*EXERCISE TASK:*
All lines below must be repeated exactly, with the pictures omitted.

*DATASET:*
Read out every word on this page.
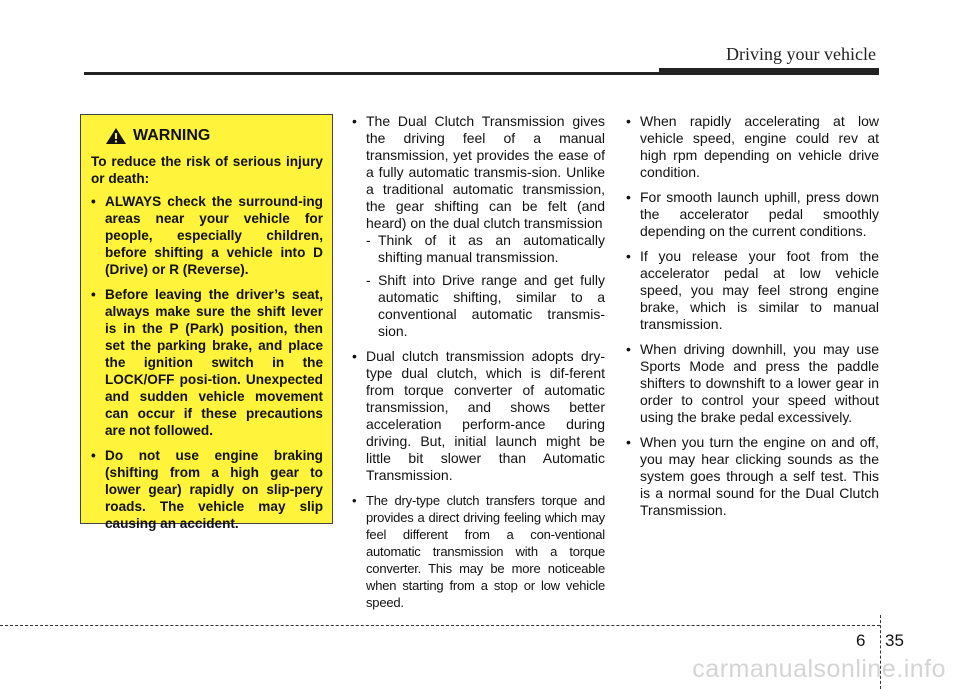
Driving your vehicle
WARNING
To reduce the risk of serious injury or death:
• ALWAYS check the surround-ing areas near your vehicle for people, especially children, before shifting a vehicle into D (Drive) or R (Reverse).
• Before leaving the driver’s seat, always make sure the shift lever is in the P (Park) position, then set the parking brake, and place the ignition switch in the LOCK/OFF posi-tion. Unexpected and sudden vehicle movement can occur if these precautions are not followed.
• Do not use engine braking (shifting from a high gear to lower gear) rapidly on slip-pery roads. The vehicle may slip causing an accident.
• The Dual Clutch Transmission gives the driving feel of a manual transmission, yet provides the ease of a fully automatic transmis-sion. Unlike a traditional automatic transmission, the gear shifting can be felt (and heard) on the dual clutch transmission
- Think of it as an automatically shifting manual transmission.
- Shift into Drive range and get fully automatic shifting, similar to a conventional automatic transmis-sion.
• Dual clutch transmission adopts dry-type dual clutch, which is dif-ferent from torque converter of automatic transmission, and shows better acceleration perform-ance during driving. But, initial launch might be little bit slower than Automatic Transmission.
• The dry-type clutch transfers torque and provides a direct driving feeling which may feel different from a con-ventional automatic transmission with a torque converter. This may be more noticeable when starting from a stop or low vehicle speed.
• When rapidly accelerating at low vehicle speed, engine could rev at high rpm depending on vehicle drive condition.
• For smooth launch uphill, press down the accelerator pedal smoothly depending on the current conditions.
• If you release your foot from the accelerator pedal at low vehicle speed, you may feel strong engine brake, which is similar to manual transmission.
• When driving downhill, you may use Sports Mode and press the paddle shifters to downshift to a lower gear in order to control your speed without using the brake pedal excessively.
• When you turn the engine on and off, you may hear clicking sounds as the system goes through a self test. This is a normal sound for the Dual Clutch Transmission.
6 35
carmanualsonline.info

*CORRECT RESULT:*
Read out every word on this page.
Driving your vehicle
WARNING
To reduce the risk of serious injury or death:
• ALWAYS check the surround-ing areas near your vehicle for people, especially children, before shifting a vehicle into D (Drive) or R (Reverse).
• Before leaving the driver’s seat, always make sure the shift lever is in the P (Park) position, then set the parking brake, and place the ignition switch in the LOCK/OFF posi-tion. Unexpected and sudden vehicle movement can occur if these precautions are not followed.
• Do not use engine braking (shifting from a high gear to lower gear) rapidly on slip-pery roads. The vehicle may slip causing an accident.
• The Dual Clutch Transmission gives the driving feel of a manual transmission, yet provides the ease of a fully automatic transmis-sion. Unlike a traditional automatic transmission, the gear shifting can be felt (and heard) on the dual clutch transmission
- Think of it as an automatically shifting manual transmission.
- Shift into Drive range and get fully automatic shifting, similar to a conventional automatic transmis-sion.
• Dual clutch transmission adopts dry-type dual clutch, which is dif-ferent from torque converter of automatic transmission, and shows better acceleration perform-ance during driving. But, initial launch might be little bit slower than Automatic Transmission.
• The dry-type clutch transfers torque and provides a direct driving feeling which may feel different from a con-ventional automatic transmission with a torque converter. This may be more noticeable when starting from a stop or low vehicle speed.
• When rapidly accelerating at low vehicle speed, engine could rev at high rpm depending on vehicle drive condition.
• For smooth launch uphill, press down the accelerator pedal smoothly depending on the current conditions.
• If you release your foot from the accelerator pedal at low vehicle speed, you may feel strong engine brake, which is similar to manual transmission.
• When driving downhill, you may use Sports Mode and press the paddle shifters to downshift to a lower gear in order to control your speed without using the brake pedal excessively.
• When you turn the engine on and off, you may hear clicking sounds as the system goes through a self test. This is a normal sound for the Dual Clutch Transmission.
6 35
carmanualsonline.info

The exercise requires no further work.